Write the material out again exactly as it stands.

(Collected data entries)
○ ○ ○ ○ ○ ○ ○

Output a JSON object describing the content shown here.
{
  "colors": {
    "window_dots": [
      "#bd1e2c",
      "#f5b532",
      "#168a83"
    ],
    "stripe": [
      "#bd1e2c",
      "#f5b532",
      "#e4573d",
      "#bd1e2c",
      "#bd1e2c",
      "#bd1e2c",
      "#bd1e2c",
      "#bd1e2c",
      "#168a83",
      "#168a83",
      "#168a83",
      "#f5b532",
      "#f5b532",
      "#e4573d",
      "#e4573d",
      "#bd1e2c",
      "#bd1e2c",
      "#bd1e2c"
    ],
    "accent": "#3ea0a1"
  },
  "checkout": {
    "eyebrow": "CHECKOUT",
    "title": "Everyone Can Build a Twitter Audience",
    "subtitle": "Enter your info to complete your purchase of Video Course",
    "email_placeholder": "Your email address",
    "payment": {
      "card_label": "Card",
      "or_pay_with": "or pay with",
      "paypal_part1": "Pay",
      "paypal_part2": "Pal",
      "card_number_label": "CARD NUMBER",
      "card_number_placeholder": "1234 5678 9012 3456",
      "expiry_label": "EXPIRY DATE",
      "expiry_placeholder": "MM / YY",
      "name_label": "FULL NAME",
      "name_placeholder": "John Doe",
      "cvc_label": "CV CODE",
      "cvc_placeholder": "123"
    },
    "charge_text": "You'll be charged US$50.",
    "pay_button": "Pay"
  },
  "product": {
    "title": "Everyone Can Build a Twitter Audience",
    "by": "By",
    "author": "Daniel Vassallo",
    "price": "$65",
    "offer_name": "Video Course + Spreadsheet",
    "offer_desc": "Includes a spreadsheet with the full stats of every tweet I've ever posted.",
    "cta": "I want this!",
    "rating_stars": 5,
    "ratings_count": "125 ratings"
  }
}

○ ○ ○ ○ ○ ○ ○

Solution for this problem
Output a JSON object describing the content shown here.
{
  "colors": {
    "window_dots": [
      "#bd1e2c",
      "#f5b532",
      "#168a83"
    ],
    "stripe": [
      "#bd1e2c",
      "#f5b532",
      "#e4573d",
      "#bd1e2c",
      "#bd1e2c",
      "#bd1e2c",
      "#bd1e2c",
      "#bd1e2c",
      "#168a83",
      "#168a83",
      "#168a83",
      "#f5b532",
      "#f5b532",
      "#e4573d",
      "#e4573d",
      "#bd1e2c",
      "#bd1e2c",
      "#bd1e2c"
    ],
    "accent": "#3ea0a1"
  },
  "checkout": {
    "eyebrow": "CHECKOUT",
    "title": "Everyone Can Build a Twitter Audience",
    "subtitle": "Enter your info to complete your purchase of Video Course",
    "email_placeholder": "Your email address",
    "payment": {
      "card_label": "Card",
      "or_pay_with": "or pay with",
      "paypal_part1": "Pay",
      "paypal_part2": "Pal",
      "card_number_label": "CARD NUMBER",
      "card_number_placeholder": "1234 5678 9012 3456",
      "expiry_label": "EXPIRY DATE",
      "expiry_placeholder": "MM / YY",
      "name_label": "FULL NAME",
      "name_placeholder": "John Doe",
      "cvc_label": "CV CODE",
      "cvc_placeholder": "123"
    },
    "charge_text": "You'll be charged US$50.",
    "pay_button": "Pay"
  },
  "product": {
    "title": "Everyone Can Build a Twitter Audience",
    "by": "By",
    "author": "Daniel Vassallo",
    "price": "$65",
    "offer_name": "Video Course + Spreadsheet",
    "offer_desc": "Includes a spreadsheet with the full stats of every tweet I've ever posted.",
    "cta": "I want this!",
    "rating_stars": 5,
    "ratings_count": "125 ratings"
  }
}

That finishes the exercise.